#### Records supplied

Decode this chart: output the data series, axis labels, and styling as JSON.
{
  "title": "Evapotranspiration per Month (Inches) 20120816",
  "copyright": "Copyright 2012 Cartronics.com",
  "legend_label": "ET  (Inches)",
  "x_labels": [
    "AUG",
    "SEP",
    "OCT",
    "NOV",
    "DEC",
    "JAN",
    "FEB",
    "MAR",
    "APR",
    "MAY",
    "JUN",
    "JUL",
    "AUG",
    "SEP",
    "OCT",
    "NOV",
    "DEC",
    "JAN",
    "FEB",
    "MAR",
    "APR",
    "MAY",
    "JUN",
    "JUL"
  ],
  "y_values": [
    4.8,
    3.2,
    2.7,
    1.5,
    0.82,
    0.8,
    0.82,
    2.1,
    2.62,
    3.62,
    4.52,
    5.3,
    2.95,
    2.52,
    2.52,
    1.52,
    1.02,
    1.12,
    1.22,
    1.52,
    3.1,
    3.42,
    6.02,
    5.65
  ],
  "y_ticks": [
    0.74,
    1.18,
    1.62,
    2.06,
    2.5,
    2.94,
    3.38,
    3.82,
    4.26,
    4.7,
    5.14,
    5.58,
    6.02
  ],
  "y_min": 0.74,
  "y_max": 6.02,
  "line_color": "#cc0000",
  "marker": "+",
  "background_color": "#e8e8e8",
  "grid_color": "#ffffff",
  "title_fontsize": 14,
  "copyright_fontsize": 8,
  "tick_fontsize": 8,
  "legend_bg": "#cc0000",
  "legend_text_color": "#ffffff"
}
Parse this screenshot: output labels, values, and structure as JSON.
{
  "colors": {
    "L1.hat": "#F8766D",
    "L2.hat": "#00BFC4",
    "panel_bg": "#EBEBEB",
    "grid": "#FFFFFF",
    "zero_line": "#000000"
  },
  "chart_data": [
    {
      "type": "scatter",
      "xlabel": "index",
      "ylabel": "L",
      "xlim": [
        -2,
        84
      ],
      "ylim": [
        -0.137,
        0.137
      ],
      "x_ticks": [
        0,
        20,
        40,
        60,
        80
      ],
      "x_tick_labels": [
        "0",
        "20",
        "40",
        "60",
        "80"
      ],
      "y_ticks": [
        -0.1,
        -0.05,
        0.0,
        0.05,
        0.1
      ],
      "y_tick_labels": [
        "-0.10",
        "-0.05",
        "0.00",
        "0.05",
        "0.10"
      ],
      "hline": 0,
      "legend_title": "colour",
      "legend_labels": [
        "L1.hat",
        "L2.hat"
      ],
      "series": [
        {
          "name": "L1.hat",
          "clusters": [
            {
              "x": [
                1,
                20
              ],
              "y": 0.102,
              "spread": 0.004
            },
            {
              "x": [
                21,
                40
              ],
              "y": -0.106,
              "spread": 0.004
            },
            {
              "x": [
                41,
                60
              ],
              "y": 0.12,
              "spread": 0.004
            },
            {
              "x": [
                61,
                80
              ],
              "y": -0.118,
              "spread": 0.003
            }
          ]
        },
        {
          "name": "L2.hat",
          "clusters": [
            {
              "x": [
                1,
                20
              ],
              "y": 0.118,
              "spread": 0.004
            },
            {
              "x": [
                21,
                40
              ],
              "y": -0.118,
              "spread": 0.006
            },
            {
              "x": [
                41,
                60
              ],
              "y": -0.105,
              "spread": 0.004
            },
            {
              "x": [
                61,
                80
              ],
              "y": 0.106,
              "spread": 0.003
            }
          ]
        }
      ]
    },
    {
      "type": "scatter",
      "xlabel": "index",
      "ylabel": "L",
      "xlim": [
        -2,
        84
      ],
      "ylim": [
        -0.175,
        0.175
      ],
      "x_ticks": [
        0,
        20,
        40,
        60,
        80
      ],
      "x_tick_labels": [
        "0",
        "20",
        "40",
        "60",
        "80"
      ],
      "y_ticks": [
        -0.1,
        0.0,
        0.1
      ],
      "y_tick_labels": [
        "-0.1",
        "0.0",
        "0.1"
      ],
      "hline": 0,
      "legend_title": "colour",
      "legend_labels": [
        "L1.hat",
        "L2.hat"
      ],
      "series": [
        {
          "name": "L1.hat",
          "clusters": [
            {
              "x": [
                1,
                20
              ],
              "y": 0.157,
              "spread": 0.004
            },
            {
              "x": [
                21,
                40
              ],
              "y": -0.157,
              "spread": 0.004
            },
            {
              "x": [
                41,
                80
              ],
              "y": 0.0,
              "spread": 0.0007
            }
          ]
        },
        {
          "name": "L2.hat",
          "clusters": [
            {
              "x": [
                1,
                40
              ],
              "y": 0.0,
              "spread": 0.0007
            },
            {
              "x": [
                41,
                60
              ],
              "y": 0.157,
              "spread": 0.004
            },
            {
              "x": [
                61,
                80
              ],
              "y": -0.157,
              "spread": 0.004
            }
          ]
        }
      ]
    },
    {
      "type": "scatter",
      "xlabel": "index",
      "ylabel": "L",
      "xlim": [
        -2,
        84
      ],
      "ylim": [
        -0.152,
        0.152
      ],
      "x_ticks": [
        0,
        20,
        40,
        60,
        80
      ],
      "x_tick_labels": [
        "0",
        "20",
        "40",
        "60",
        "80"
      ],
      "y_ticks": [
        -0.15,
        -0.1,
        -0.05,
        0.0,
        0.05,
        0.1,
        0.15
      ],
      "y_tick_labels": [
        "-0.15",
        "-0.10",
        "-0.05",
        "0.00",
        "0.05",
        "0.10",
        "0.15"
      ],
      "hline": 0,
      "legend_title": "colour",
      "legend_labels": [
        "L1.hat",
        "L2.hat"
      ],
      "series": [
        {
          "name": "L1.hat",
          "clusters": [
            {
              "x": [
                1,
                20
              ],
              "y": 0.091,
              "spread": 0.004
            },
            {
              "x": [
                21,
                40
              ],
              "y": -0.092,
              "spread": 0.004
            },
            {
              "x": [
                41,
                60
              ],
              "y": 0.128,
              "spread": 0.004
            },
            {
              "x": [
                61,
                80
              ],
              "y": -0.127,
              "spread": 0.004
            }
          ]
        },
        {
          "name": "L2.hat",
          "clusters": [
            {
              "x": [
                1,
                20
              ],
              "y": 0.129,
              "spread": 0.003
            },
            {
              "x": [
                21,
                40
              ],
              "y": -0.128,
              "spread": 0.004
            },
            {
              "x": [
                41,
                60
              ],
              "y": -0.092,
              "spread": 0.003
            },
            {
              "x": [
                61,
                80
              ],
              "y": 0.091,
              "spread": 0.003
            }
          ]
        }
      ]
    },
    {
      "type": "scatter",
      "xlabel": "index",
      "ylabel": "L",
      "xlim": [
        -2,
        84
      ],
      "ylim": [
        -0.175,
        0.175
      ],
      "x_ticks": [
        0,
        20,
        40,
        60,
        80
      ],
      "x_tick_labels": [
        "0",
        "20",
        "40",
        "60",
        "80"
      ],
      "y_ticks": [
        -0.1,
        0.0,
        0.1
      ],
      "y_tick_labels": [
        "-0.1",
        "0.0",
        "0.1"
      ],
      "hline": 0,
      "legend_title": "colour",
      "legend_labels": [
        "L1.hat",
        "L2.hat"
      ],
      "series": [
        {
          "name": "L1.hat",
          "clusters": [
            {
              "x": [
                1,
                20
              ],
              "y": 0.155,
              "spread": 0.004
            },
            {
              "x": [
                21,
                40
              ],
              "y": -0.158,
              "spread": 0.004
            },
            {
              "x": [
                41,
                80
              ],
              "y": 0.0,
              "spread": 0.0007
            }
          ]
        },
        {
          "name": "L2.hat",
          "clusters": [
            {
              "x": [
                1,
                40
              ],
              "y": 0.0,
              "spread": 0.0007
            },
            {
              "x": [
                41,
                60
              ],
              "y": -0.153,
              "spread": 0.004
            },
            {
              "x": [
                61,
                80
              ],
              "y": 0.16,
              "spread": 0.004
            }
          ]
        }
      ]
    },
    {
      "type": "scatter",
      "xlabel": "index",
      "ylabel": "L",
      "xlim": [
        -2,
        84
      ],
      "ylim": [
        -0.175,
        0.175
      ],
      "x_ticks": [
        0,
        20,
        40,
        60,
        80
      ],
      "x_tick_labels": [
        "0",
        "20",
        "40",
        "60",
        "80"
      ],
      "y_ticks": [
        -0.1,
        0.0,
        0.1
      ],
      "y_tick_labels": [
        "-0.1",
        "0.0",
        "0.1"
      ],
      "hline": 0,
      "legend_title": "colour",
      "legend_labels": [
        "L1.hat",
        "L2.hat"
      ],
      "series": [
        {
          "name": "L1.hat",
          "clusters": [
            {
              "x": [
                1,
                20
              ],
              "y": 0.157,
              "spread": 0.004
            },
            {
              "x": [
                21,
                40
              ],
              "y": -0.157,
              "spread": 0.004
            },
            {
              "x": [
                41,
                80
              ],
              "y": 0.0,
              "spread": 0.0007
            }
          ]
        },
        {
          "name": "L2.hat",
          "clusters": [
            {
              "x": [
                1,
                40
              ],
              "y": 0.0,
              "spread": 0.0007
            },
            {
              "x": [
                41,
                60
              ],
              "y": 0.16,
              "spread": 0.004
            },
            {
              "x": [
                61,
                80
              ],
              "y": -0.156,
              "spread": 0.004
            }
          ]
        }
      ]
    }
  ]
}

########

Respond with the number of lines containing "Inches" and no additional words.

2